● What is expected
Take every line that has the string "active" and copy it out.

[start of Working data]

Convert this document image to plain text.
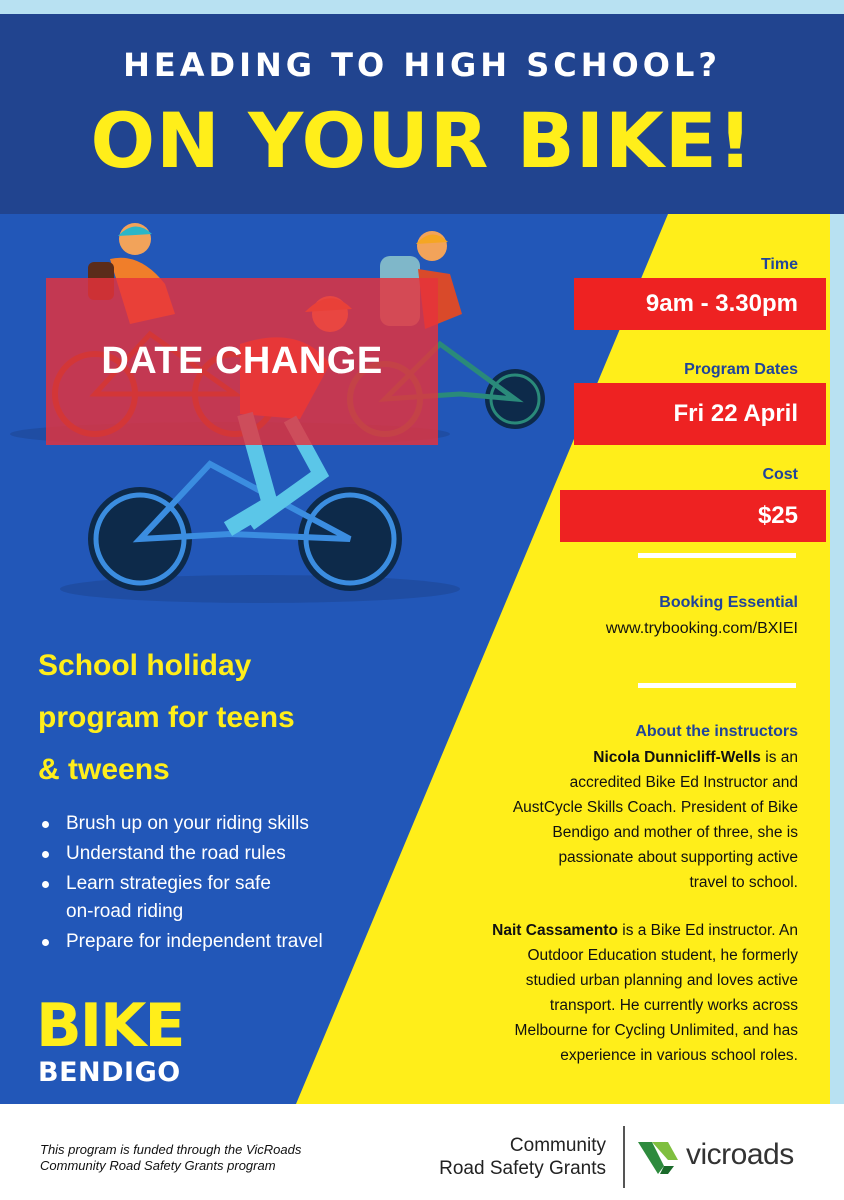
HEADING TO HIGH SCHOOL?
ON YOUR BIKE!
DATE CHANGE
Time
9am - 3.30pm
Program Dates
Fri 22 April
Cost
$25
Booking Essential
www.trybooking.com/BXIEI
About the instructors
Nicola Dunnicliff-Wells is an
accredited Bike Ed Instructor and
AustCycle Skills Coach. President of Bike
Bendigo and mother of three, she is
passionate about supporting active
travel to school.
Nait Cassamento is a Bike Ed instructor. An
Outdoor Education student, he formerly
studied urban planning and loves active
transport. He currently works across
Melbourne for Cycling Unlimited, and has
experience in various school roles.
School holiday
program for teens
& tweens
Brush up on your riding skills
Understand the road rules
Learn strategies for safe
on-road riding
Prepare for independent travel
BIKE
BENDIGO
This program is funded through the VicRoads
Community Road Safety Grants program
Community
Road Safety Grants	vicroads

[end of Working data]
[start of Working data]

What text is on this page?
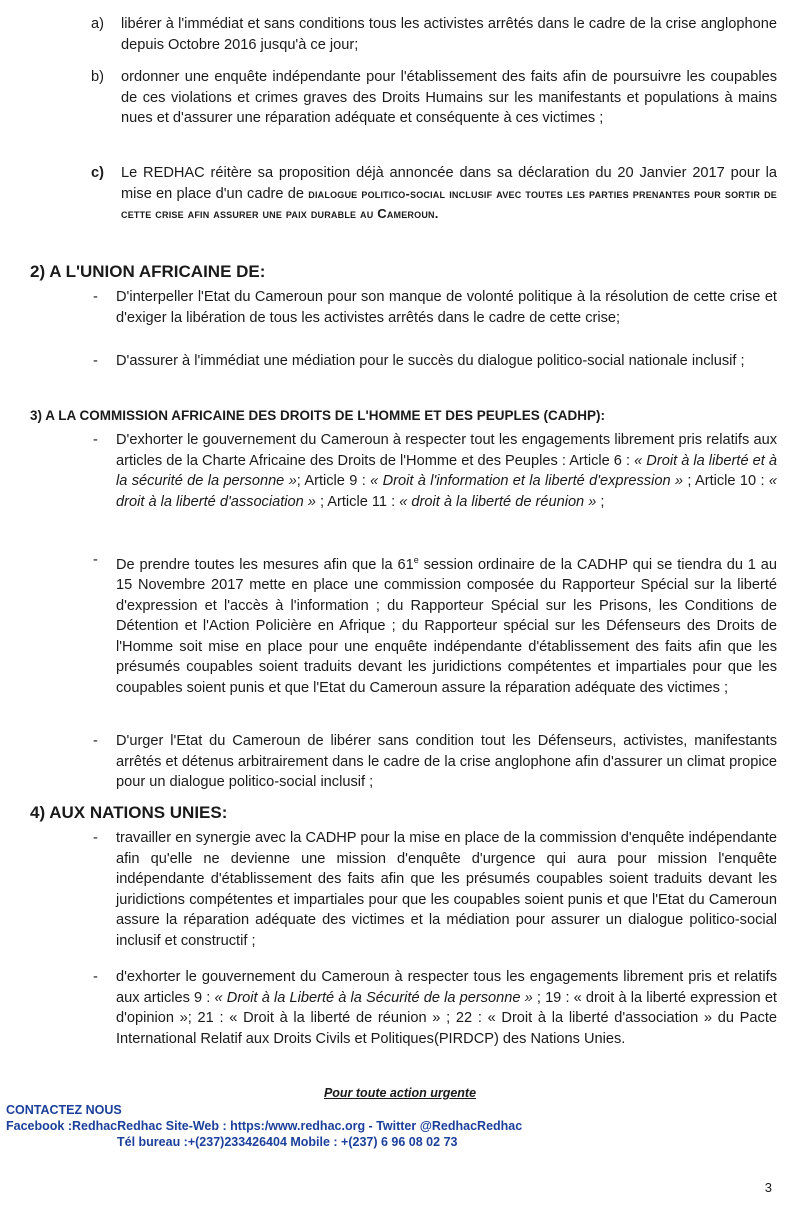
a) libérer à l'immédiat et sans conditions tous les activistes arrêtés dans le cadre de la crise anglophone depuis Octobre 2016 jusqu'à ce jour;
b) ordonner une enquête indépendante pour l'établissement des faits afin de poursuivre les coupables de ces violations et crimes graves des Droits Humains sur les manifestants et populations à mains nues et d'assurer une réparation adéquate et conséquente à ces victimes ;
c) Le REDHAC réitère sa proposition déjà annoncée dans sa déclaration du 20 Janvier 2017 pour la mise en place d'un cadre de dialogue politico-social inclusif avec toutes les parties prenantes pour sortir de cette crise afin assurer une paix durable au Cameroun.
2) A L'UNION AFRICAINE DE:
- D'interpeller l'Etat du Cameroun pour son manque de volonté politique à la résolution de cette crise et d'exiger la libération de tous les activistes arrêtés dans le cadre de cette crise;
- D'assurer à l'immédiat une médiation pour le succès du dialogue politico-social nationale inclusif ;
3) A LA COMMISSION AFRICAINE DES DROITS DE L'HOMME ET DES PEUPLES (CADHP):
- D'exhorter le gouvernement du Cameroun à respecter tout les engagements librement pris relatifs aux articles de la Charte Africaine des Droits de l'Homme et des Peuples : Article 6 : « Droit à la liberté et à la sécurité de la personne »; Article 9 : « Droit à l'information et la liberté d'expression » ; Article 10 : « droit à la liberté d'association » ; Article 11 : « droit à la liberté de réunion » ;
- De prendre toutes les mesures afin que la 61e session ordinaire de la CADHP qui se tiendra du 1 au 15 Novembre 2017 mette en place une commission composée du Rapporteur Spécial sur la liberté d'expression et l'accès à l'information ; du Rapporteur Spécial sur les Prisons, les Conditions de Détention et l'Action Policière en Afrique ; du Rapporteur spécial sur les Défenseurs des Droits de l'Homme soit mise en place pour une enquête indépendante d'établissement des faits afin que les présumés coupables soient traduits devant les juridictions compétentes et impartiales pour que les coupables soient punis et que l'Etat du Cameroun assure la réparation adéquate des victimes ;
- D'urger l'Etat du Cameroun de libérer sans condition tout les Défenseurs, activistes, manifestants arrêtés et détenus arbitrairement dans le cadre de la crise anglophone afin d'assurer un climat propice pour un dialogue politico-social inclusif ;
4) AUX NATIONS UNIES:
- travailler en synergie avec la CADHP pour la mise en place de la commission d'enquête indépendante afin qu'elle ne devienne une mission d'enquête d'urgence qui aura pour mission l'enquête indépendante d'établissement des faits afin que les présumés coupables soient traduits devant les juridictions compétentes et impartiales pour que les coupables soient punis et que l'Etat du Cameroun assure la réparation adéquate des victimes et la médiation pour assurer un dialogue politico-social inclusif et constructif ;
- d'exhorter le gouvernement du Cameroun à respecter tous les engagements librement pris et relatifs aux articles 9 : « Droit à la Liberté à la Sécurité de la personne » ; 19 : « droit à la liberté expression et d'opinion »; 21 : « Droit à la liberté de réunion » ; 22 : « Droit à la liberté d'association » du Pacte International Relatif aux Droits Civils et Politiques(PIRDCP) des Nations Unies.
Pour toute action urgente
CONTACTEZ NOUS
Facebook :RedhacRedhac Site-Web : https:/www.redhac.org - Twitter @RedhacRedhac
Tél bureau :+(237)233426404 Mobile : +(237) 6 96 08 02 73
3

[end of Working data]

● Expected answer
passionate about supporting active
studied urban planning and loves active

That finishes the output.